◆ What is being asked ◆
List every value that the Grunt configuration walkthrough below gives for the compass output style option.

◆ Source extract ◆
==========

This is the start of the Grunt configuration. As you can see, it read the package.json and then gets on to the configuration of the plugins. First up is Uglify. Now, I’m not big on Javascript just yet, so this is pretty bare. Basically, all it does just minify the min.’s file. You can add the other files by defining the destination file and then the source file.

compass: {
  build: {
    options: {
      sassDir: 'sass',
      cssDir: 'css',
      outputStyle: 'compressed'

Next up is the compass configuration. Keeping things super simple, I just specify the sass directory and the CSS directory. Another option I use is the output style. This can be either nested, expanded, compact, compressed. I’ve have to different tasks for compass. One for development, and one for build and then don’t compress until build. I’d like to implement something like this soon, but a full build of the whole site.

watch: {
  files: '**.*',
  tasks: ['default'],
  options: {

Another simple setup, this time for Watch. This is just so I don’t have to keep running Grunt from the command line every time I want to compile my Javascript and CSS. I also have live reload enabled so even more automation.

todos: {
  options: {
    verbose: true
  src : ['**/*.js']

Lastly, ‘to dos’. This looks at all the Javascript files, specified in the SRC option, and looks for a comment contain ‘to do’. It’s super awesome, if you use a lot of Javascript. When Grunt ‘to do’ is run, it will show you what file the ‘to do’ is in, what line it’s on and what you’ve written in the comment after the ‘to do’.

  // Default task(s).

==========

◆ Raw data ◆
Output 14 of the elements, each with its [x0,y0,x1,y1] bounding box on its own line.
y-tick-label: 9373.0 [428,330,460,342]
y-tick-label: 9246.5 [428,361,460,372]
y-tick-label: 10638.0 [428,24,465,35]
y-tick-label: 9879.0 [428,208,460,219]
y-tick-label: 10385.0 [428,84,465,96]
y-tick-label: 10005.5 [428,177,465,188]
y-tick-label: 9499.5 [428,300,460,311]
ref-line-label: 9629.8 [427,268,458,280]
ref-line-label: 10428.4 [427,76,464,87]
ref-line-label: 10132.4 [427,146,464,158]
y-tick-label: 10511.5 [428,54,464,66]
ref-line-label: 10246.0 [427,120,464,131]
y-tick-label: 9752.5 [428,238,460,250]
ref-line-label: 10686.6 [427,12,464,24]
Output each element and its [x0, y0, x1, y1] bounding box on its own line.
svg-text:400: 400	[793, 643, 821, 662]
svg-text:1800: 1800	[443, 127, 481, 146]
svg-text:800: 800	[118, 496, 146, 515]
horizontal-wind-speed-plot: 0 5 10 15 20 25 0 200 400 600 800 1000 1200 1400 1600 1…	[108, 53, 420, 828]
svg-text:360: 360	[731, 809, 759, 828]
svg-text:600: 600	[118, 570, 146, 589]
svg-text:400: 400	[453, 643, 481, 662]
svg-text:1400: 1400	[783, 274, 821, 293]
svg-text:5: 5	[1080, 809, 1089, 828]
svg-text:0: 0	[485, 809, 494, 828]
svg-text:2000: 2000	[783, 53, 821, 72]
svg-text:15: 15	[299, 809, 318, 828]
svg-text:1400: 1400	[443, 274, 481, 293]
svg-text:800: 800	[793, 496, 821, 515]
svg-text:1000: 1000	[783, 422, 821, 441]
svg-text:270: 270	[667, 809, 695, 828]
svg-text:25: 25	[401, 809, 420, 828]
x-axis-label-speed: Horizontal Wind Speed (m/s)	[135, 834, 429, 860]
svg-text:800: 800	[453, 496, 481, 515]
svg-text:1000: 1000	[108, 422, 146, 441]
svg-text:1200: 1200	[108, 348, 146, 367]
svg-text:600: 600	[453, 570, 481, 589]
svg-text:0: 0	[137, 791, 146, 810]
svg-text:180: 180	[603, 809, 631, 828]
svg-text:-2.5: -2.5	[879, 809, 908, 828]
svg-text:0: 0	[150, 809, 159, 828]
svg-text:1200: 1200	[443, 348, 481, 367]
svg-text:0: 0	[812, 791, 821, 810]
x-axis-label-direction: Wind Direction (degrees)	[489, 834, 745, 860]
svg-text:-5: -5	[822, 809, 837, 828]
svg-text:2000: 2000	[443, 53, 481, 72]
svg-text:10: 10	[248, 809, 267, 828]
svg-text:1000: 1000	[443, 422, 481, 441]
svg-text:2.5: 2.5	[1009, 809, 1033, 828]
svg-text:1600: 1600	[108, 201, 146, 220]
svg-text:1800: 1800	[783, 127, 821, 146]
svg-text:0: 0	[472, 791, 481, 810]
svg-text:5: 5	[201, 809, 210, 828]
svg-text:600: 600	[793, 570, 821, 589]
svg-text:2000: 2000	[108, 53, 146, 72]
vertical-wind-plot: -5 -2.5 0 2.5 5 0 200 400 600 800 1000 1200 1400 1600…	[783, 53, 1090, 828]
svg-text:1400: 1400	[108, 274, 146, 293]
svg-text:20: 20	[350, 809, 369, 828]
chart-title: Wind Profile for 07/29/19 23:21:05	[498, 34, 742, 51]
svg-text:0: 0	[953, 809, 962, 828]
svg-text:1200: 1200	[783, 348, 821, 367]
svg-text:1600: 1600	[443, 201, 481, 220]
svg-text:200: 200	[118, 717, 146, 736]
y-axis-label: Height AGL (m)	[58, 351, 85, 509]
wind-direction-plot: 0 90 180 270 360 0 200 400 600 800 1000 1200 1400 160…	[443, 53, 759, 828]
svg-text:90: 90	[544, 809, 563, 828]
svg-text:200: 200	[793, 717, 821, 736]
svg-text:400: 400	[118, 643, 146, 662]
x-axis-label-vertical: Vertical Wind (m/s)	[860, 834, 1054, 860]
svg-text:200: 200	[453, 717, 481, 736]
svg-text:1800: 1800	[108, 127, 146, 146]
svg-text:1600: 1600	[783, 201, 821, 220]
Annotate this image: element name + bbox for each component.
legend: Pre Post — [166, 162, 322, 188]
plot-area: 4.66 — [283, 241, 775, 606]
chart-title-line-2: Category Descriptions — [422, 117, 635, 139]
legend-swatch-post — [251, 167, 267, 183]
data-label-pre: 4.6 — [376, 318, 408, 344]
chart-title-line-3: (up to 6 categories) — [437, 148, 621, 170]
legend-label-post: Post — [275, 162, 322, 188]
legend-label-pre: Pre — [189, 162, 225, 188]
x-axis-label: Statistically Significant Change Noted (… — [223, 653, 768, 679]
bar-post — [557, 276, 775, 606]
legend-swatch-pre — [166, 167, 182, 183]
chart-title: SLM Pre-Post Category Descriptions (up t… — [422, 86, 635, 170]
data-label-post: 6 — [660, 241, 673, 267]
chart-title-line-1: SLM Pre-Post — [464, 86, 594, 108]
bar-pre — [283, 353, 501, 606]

==========

◆ Answer to this problem ◆
nested, expanded, compact, compressed